The problem: Output every entry exactly as written.

Material to process:

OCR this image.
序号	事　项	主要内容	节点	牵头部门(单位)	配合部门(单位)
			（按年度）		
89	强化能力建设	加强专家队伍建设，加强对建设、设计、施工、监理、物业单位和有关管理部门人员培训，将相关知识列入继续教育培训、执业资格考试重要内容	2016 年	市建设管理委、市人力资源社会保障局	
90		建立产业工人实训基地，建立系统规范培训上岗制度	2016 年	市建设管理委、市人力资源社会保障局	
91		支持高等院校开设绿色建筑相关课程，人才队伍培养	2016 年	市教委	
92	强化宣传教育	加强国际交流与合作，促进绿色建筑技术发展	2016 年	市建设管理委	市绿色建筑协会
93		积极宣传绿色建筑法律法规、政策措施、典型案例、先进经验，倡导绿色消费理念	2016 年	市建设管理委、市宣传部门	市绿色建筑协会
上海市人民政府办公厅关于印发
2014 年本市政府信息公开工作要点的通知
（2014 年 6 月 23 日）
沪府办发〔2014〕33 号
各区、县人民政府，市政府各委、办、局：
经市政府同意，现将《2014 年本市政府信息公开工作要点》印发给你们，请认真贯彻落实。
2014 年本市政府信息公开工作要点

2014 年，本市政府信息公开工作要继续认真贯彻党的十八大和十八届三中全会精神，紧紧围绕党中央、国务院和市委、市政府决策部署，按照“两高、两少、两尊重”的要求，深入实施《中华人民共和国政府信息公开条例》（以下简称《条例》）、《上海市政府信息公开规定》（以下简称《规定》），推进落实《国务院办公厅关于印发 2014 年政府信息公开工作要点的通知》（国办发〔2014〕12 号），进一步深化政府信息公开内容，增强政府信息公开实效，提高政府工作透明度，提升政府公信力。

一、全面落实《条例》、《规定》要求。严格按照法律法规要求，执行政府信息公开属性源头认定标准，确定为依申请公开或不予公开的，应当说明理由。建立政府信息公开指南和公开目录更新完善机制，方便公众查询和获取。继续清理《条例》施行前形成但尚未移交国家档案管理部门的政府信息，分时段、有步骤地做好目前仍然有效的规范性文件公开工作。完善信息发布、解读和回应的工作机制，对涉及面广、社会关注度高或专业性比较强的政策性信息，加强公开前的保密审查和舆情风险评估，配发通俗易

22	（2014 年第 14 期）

Task response:
OCR this image.
序号	事　项	主要内容	节点	牵头部门(单位)	配合部门(单位)
			（按年度）		
89	强化能力建设	加强专家队伍建设，加强对建设、设计、施工、监理、物业单位和有关管理部门人员培训，将相关知识列入继续教育培训、执业资格考试重要内容	2016 年	市建设管理委、市人力资源社会保障局	
90		建立产业工人实训基地，建立系统规范培训上岗制度	2016 年	市建设管理委、市人力资源社会保障局	
91		支持高等院校开设绿色建筑相关课程，人才队伍培养	2016 年	市教委	
92	强化宣传教育	加强国际交流与合作，促进绿色建筑技术发展	2016 年	市建设管理委	市绿色建筑协会
93		积极宣传绿色建筑法律法规、政策措施、典型案例、先进经验，倡导绿色消费理念	2016 年	市建设管理委、市宣传部门	市绿色建筑协会
上海市人民政府办公厅关于印发
2014 年本市政府信息公开工作要点的通知
（2014 年 6 月 23 日）
沪府办发〔2014〕33 号
各区、县人民政府，市政府各委、办、局：
经市政府同意，现将《2014 年本市政府信息公开工作要点》印发给你们，请认真贯彻落实。
2014 年本市政府信息公开工作要点

2014 年，本市政府信息公开工作要继续认真贯彻党的十八大和十八届三中全会精神，紧紧围绕党中央、国务院和市委、市政府决策部署，按照“两高、两少、两尊重”的要求，深入实施《中华人民共和国政府信息公开条例》（以下简称《条例》）、《上海市政府信息公开规定》（以下简称《规定》），推进落实《国务院办公厅关于印发 2014 年政府信息公开工作要点的通知》（国办发〔2014〕12 号），进一步深化政府信息公开内容，增强政府信息公开实效，提高政府工作透明度，提升政府公信力。

一、全面落实《条例》、《规定》要求。严格按照法律法规要求，执行政府信息公开属性源头认定标准，确定为依申请公开或不予公开的，应当说明理由。建立政府信息公开指南和公开目录更新完善机制，方便公众查询和获取。继续清理《条例》施行前形成但尚未移交国家档案管理部门的政府信息，分时段、有步骤地做好目前仍然有效的规范性文件公开工作。完善信息发布、解读和回应的工作机制，对涉及面广、社会关注度高或专业性比较强的政策性信息，加强公开前的保密审查和舆情风险评估，配发通俗易

22	（2014 年第 14 期）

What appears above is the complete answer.